### [EXERCISE GOAL]
Here are some records; copy every line that holds the word "name".

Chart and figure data
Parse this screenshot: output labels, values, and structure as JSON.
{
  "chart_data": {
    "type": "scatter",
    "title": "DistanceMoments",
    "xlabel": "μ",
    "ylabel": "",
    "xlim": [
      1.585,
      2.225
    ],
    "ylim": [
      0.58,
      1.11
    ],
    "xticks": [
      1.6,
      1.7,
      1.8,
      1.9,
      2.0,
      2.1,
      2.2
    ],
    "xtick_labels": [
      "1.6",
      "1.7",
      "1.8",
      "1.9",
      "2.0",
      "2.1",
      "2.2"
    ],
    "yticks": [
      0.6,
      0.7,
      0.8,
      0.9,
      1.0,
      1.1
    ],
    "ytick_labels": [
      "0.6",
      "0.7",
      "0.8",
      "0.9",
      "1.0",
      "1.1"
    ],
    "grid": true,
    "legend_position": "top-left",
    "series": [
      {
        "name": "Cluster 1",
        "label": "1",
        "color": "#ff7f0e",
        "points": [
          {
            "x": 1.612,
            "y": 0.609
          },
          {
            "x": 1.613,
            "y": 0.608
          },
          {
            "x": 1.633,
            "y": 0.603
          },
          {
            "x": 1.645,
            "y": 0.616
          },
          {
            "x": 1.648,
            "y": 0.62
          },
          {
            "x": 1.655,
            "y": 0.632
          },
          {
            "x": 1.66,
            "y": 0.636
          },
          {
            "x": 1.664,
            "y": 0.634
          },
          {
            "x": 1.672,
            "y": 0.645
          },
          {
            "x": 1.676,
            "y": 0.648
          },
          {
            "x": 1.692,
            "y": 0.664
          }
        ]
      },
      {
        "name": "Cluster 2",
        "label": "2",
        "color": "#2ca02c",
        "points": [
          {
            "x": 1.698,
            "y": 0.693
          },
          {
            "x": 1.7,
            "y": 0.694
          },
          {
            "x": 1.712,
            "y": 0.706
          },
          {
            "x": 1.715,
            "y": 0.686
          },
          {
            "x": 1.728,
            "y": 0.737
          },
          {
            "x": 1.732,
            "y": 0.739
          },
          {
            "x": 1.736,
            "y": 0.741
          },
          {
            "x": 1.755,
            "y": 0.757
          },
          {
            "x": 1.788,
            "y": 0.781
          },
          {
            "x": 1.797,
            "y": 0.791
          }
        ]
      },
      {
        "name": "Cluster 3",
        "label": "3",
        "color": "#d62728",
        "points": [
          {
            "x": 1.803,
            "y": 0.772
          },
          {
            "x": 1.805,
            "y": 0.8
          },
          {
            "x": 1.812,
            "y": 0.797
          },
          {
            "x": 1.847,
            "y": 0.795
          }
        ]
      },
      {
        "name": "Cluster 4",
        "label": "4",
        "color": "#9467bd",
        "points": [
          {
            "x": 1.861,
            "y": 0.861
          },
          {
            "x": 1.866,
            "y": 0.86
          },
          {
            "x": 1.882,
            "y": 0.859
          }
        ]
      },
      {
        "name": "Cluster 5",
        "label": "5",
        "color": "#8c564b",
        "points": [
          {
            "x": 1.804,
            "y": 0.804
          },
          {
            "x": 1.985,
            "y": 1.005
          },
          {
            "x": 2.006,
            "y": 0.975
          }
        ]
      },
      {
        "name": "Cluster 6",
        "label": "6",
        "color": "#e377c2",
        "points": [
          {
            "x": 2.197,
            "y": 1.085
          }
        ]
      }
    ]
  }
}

### [THE OUTPUT]
        "name": "Cluster 1",
        "name": "Cluster 2",
        "name": "Cluster 3",
        "name": "Cluster 4",
        "name": "Cluster 5",
        "name": "Cluster 6",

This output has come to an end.